►
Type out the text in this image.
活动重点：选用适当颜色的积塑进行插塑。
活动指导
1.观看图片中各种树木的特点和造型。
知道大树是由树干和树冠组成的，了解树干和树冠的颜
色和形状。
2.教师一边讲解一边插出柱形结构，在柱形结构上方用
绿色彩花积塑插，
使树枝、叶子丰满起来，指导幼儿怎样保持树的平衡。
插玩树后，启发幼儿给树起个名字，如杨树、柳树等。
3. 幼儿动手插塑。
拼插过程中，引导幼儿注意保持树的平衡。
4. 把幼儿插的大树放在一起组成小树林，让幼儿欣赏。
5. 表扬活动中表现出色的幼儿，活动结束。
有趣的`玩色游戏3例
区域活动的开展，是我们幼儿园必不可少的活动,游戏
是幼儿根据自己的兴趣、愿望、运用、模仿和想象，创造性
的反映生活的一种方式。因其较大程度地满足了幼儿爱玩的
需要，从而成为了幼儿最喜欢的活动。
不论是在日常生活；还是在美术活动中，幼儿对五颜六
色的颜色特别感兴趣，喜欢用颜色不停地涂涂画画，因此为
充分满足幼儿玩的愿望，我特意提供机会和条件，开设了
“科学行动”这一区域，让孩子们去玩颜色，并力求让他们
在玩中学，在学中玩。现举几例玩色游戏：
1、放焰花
◄
REQUIREMENTS:
Write out every line from the records above, word for word.

WRITTEN SOLUTION:
Type out the text in this image.
活动重点：选用适当颜色的积塑进行插塑。
活动指导
1.观看图片中各种树木的特点和造型。
知道大树是由树干和树冠组成的，了解树干和树冠的颜
色和形状。
2.教师一边讲解一边插出柱形结构，在柱形结构上方用
绿色彩花积塑插，
使树枝、叶子丰满起来，指导幼儿怎样保持树的平衡。
插玩树后，启发幼儿给树起个名字，如杨树、柳树等。
3. 幼儿动手插塑。
拼插过程中，引导幼儿注意保持树的平衡。
4. 把幼儿插的大树放在一起组成小树林，让幼儿欣赏。
5. 表扬活动中表现出色的幼儿，活动结束。
有趣的`玩色游戏3例
区域活动的开展，是我们幼儿园必不可少的活动,游戏
是幼儿根据自己的兴趣、愿望、运用、模仿和想象，创造性
的反映生活的一种方式。因其较大程度地满足了幼儿爱玩的
需要，从而成为了幼儿最喜欢的活动。
不论是在日常生活；还是在美术活动中，幼儿对五颜六
色的颜色特别感兴趣，喜欢用颜色不停地涂涂画画，因此为
充分满足幼儿玩的愿望，我特意提供机会和条件，开设了
“科学行动”这一区域，让孩子们去玩颜色，并力求让他们
在玩中学，在学中玩。现举几例玩色游戏：
1、放焰花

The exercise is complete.